Given entries:
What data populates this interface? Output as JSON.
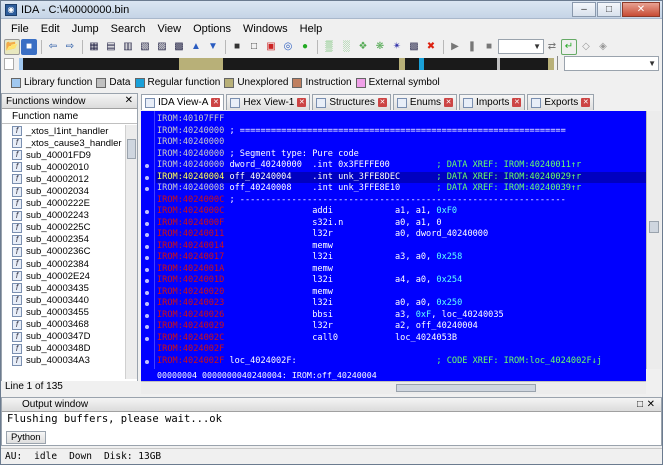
{
  "window": {
    "title": "IDA - C:\\40000000.bin"
  },
  "menu": [
    "File",
    "Edit",
    "Jump",
    "Search",
    "View",
    "Options",
    "Windows",
    "Help"
  ],
  "legend": [
    {
      "label": "Library function",
      "color": "#a0c8f0"
    },
    {
      "label": "Data",
      "color": "#c0c0c0"
    },
    {
      "label": "Regular function",
      "color": "#1aa0d8"
    },
    {
      "label": "Unexplored",
      "color": "#b8b078"
    },
    {
      "label": "Instruction",
      "color": "#c08060"
    },
    {
      "label": "External symbol",
      "color": "#f0a0e8"
    }
  ],
  "functions_panel": {
    "title": "Functions window",
    "column": "Function name",
    "items": [
      "_xtos_l1int_handler",
      "_xtos_cause3_handler",
      "sub_40001FD9",
      "sub_40002010",
      "sub_40002012",
      "sub_40002034",
      "sub_4000222E",
      "sub_40002243",
      "sub_4000225C",
      "sub_40002354",
      "sub_4000236C",
      "sub_40002384",
      "sub_40002E24",
      "sub_40003435",
      "sub_40003440",
      "sub_40003455",
      "sub_40003468",
      "sub_4000347D",
      "sub_4000348D",
      "sub_400034A3"
    ],
    "line_count": "Line 1 of 135"
  },
  "tabs": [
    {
      "label": "IDA View-A",
      "active": true
    },
    {
      "label": "Hex View-1",
      "active": false
    },
    {
      "label": "Structures",
      "active": false
    },
    {
      "label": "Enums",
      "active": false
    },
    {
      "label": "Imports",
      "active": false
    },
    {
      "label": "Exports",
      "active": false
    }
  ],
  "disasm": [
    {
      "addr": "IROM:40107FFF",
      "text": "",
      "ac": "g",
      "tc": "w"
    },
    {
      "addr": "IROM:40240000",
      "text": " ; ===============================================================",
      "ac": "g",
      "tc": "w"
    },
    {
      "addr": "IROM:40240000",
      "text": "",
      "ac": "g",
      "tc": "w"
    },
    {
      "addr": "IROM:40240000",
      "text": " ; Segment type: Pure code",
      "ac": "g",
      "tc": "w"
    },
    {
      "addr": "IROM:40240000",
      "text": " dword_40240000  .int 0x3FEFFE00         ",
      "xref": "; DATA XREF: IROM:40240011↑r",
      "ac": "g",
      "tc": "w"
    },
    {
      "addr": "IROM:40240004",
      "text": " off_40240004    .int unk_3FFE8DEC       ",
      "xref": "; DATA XREF: IROM:40240029↑r",
      "ac": "y",
      "tc": "w"
    },
    {
      "addr": "IROM:40240008",
      "text": " off_40240008    .int unk_3FFE8E10       ",
      "xref": "; DATA XREF: IROM:40240039↑r",
      "ac": "g",
      "tc": "w"
    },
    {
      "addr": "IROM:4024000C",
      "text": " ; ---------------------------------------------------------------",
      "ac": "r",
      "tc": "w"
    },
    {
      "addr": "IROM:4024000C",
      "text": "                 addi            a1, a1, ",
      "num": "0xF0",
      "ac": "r",
      "tc": "w"
    },
    {
      "addr": "IROM:4024000F",
      "text": "                 s32i.n          a0, a1, 0",
      "ac": "r",
      "tc": "w"
    },
    {
      "addr": "IROM:40240011",
      "text": "                 l32r            a0, dword_40240000",
      "ac": "r",
      "tc": "w"
    },
    {
      "addr": "IROM:40240014",
      "text": "                 memw",
      "ac": "r",
      "tc": "w"
    },
    {
      "addr": "IROM:40240017",
      "text": "                 l32i            a3, a0, ",
      "num": "0x258",
      "ac": "r",
      "tc": "w"
    },
    {
      "addr": "IROM:4024001A",
      "text": "                 memw",
      "ac": "r",
      "tc": "w"
    },
    {
      "addr": "IROM:4024001D",
      "text": "                 l32i            a4, a0, ",
      "num": "0x254",
      "ac": "r",
      "tc": "w"
    },
    {
      "addr": "IROM:40240020",
      "text": "                 memw",
      "ac": "r",
      "tc": "w"
    },
    {
      "addr": "IROM:40240023",
      "text": "                 l32i            a0, a0, ",
      "num": "0x250",
      "ac": "r",
      "tc": "w"
    },
    {
      "addr": "IROM:40240026",
      "text": "                 bbsi            a3, ",
      "num": "0xF",
      "tail": ", loc_40240035",
      "ac": "r",
      "tc": "w"
    },
    {
      "addr": "IROM:40240029",
      "text": "                 l32r            a2, off_40240004",
      "ac": "r",
      "tc": "w"
    },
    {
      "addr": "IROM:4024002C",
      "text": "                 call0           loc_4024053B",
      "ac": "r",
      "tc": "w"
    },
    {
      "addr": "IROM:4024002F",
      "text": "",
      "ac": "r",
      "tc": "w"
    },
    {
      "addr": "IROM:4024002F",
      "text": " loc_4024002F:                           ",
      "xref": "; CODE XREF: IROM:loc_4024002F↓j",
      "ac": "r",
      "tc": "w"
    }
  ],
  "disasm_status": "00000004 0000000040240004: IROM:off_40240004",
  "output": {
    "title": "Output window",
    "text": "Flushing buffers, please wait...ok",
    "button": "Python"
  },
  "status": {
    "au": "AU:",
    "state": "idle",
    "dir": "Down",
    "disk": "Disk: 13GB"
  }
}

What you are asked to do: Report how many lines in the data contain the word "label", with no words besides the number.

Response below: 12